━━━━━ Recorded data ━━━━━

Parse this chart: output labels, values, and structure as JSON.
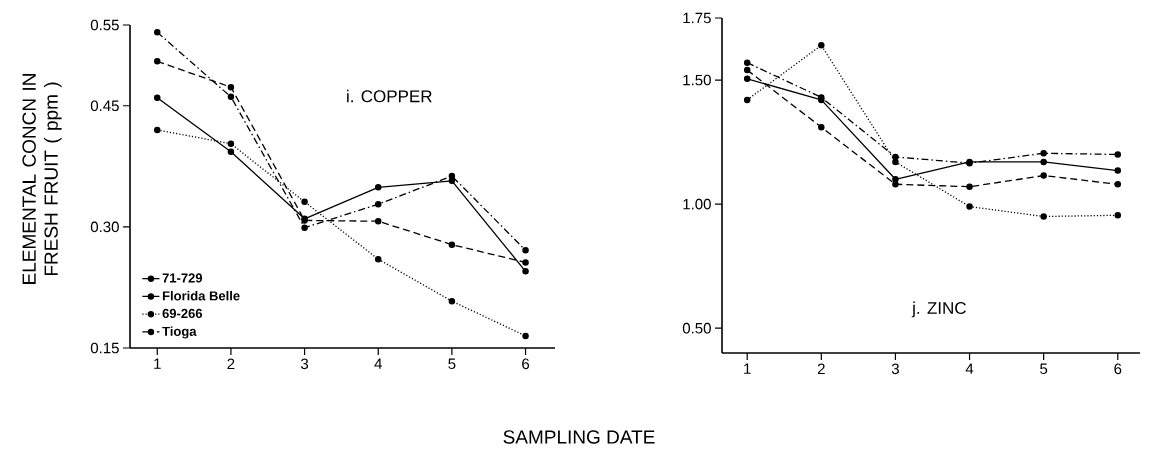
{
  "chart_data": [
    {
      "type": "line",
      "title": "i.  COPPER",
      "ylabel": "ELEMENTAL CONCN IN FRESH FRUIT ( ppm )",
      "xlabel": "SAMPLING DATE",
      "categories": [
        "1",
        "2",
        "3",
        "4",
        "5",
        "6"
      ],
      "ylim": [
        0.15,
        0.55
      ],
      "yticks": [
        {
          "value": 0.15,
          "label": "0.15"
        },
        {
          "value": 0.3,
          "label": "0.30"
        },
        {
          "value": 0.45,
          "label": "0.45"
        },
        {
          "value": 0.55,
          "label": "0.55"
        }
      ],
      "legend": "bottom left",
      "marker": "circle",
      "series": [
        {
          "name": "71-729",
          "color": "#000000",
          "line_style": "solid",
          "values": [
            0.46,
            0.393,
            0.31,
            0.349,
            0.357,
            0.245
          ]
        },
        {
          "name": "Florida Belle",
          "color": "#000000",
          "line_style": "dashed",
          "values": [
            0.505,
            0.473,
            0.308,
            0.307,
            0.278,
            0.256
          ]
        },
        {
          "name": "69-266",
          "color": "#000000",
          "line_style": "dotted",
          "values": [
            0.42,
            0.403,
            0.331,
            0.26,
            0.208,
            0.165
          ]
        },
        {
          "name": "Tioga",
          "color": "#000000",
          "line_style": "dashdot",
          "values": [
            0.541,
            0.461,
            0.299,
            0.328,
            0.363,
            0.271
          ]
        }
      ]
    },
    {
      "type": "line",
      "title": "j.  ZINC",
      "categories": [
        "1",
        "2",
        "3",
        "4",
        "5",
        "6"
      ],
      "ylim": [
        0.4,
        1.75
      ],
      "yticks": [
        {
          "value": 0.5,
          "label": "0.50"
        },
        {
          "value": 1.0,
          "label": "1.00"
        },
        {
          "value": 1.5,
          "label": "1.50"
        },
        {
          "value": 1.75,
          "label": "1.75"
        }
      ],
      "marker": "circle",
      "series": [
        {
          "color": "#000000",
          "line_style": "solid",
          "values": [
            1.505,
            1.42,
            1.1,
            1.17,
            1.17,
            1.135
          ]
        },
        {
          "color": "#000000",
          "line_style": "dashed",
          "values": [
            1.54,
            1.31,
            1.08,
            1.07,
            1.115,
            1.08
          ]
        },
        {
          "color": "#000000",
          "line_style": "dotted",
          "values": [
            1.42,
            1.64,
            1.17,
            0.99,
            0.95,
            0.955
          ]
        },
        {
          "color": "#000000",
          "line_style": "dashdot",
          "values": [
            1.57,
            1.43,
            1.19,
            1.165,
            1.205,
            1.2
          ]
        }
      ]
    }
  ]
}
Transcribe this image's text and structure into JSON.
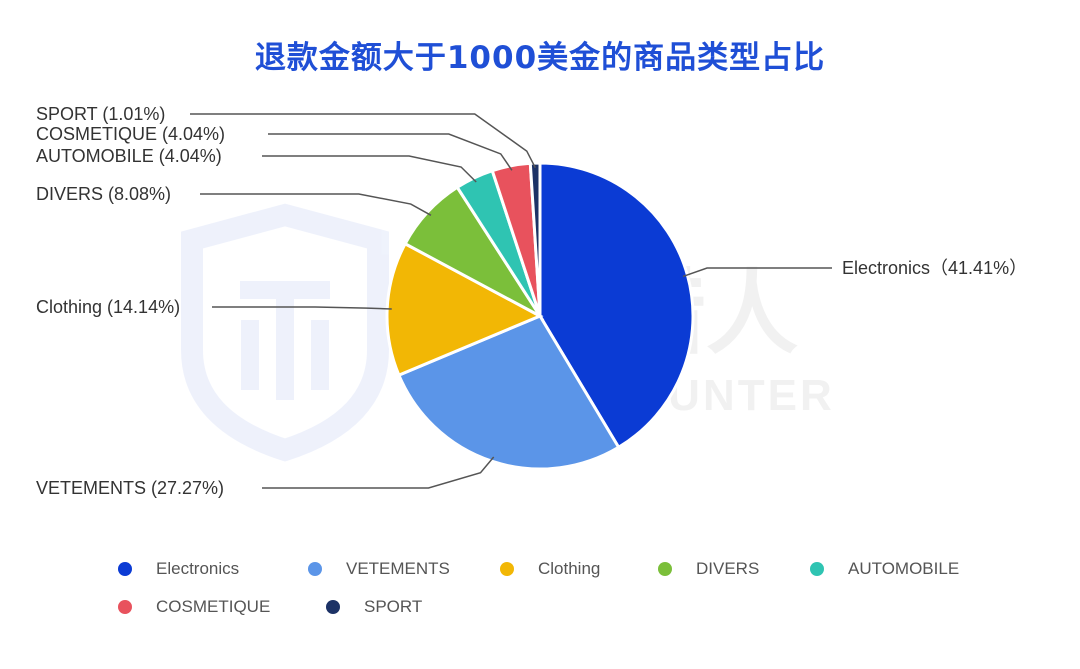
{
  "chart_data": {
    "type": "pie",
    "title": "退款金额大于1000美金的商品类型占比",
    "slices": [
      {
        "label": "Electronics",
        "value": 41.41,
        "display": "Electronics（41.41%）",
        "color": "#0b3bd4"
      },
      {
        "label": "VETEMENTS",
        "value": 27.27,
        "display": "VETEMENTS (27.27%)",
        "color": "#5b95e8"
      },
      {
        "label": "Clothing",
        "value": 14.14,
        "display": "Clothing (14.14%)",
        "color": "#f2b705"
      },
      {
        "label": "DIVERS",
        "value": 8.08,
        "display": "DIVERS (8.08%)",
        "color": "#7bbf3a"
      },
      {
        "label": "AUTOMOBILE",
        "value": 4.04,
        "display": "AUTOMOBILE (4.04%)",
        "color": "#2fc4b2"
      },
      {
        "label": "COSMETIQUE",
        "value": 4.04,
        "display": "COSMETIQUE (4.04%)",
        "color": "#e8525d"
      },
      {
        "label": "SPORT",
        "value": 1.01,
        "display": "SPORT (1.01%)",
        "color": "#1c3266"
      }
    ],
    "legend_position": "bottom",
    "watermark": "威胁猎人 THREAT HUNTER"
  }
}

━━━━━

Give back the entries verbatim. Do not include any picture.

Parse this chart: output labels, values, and structure as JSON.
{
  "chart_data": [
    {
      "type": "line",
      "title": "i.  COPPER",
      "ylabel": "ELEMENTAL CONCN IN FRESH FRUIT ( ppm )",
      "xlabel": "SAMPLING DATE",
      "categories": [
        "1",
        "2",
        "3",
        "4",
        "5",
        "6"
      ],
      "ylim": [
        0.15,
        0.55
      ],
      "yticks": [
        {
          "value": 0.15,
          "label": "0.15"
        },
        {
          "value": 0.3,
          "label": "0.30"
        },
        {
          "value": 0.45,
          "label": "0.45"
        },
        {
          "value": 0.55,
          "label": "0.55"
        }
      ],
      "legend": "bottom left",
      "marker": "circle",
      "series": [
        {
          "name": "71-729",
          "color": "#000000",
          "line_style": "solid",
          "values": [
            0.46,
            0.393,
            0.31,
            0.349,
            0.357,
            0.245
          ]
        },
        {
          "name": "Florida Belle",
          "color": "#000000",
          "line_style": "dashed",
          "values": [
            0.505,
            0.473,
            0.308,
            0.307,
            0.278,
            0.256
          ]
        },
        {
          "name": "69-266",
          "color": "#000000",
          "line_style": "dotted",
          "values": [
            0.42,
            0.403,
            0.331,
            0.26,
            0.208,
            0.165
          ]
        },
        {
          "name": "Tioga",
          "color": "#000000",
          "line_style": "dashdot",
          "values": [
            0.541,
            0.461,
            0.299,
            0.328,
            0.363,
            0.271
          ]
        }
      ]
    },
    {
      "type": "line",
      "title": "j.  ZINC",
      "categories": [
        "1",
        "2",
        "3",
        "4",
        "5",
        "6"
      ],
      "ylim": [
        0.4,
        1.75
      ],
      "yticks": [
        {
          "value": 0.5,
          "label": "0.50"
        },
        {
          "value": 1.0,
          "label": "1.00"
        },
        {
          "value": 1.5,
          "label": "1.50"
        },
        {
          "value": 1.75,
          "label": "1.75"
        }
      ],
      "marker": "circle",
      "series": [
        {
          "color": "#000000",
          "line_style": "solid",
          "values": [
            1.505,
            1.42,
            1.1,
            1.17,
            1.17,
            1.135
          ]
        },
        {
          "color": "#000000",
          "line_style": "dashed",
          "values": [
            1.54,
            1.31,
            1.08,
            1.07,
            1.115,
            1.08
          ]
        },
        {
          "color": "#000000",
          "line_style": "dotted",
          "values": [
            1.42,
            1.64,
            1.17,
            0.99,
            0.95,
            0.955
          ]
        },
        {
          "color": "#000000",
          "line_style": "dashdot",
          "values": [
            1.57,
            1.43,
            1.19,
            1.165,
            1.205,
            1.2
          ]
        }
      ]
    }
  ]
}
Transcribe this image's text and structure into JSON.
{
  "chart_data": {
    "type": "pie",
    "title": "退款金额大于1000美金的商品类型占比",
    "slices": [
      {
        "label": "Electronics",
        "value": 41.41,
        "display": "Electronics（41.41%）",
        "color": "#0b3bd4"
      },
      {
        "label": "VETEMENTS",
        "value": 27.27,
        "display": "VETEMENTS (27.27%)",
        "color": "#5b95e8"
      },
      {
        "label": "Clothing",
        "value": 14.14,
        "display": "Clothing (14.14%)",
        "color": "#f2b705"
      },
      {
        "label": "DIVERS",
        "value": 8.08,
        "display": "DIVERS (8.08%)",
        "color": "#7bbf3a"
      },
      {
        "label": "AUTOMOBILE",
        "value": 4.04,
        "display": "AUTOMOBILE (4.04%)",
        "color": "#2fc4b2"
      },
      {
        "label": "COSMETIQUE",
        "value": 4.04,
        "display": "COSMETIQUE (4.04%)",
        "color": "#e8525d"
      },
      {
        "label": "SPORT",
        "value": 1.01,
        "display": "SPORT (1.01%)",
        "color": "#1c3266"
      }
    ],
    "legend_position": "bottom",
    "watermark": "威胁猎人 THREAT HUNTER"
  }
}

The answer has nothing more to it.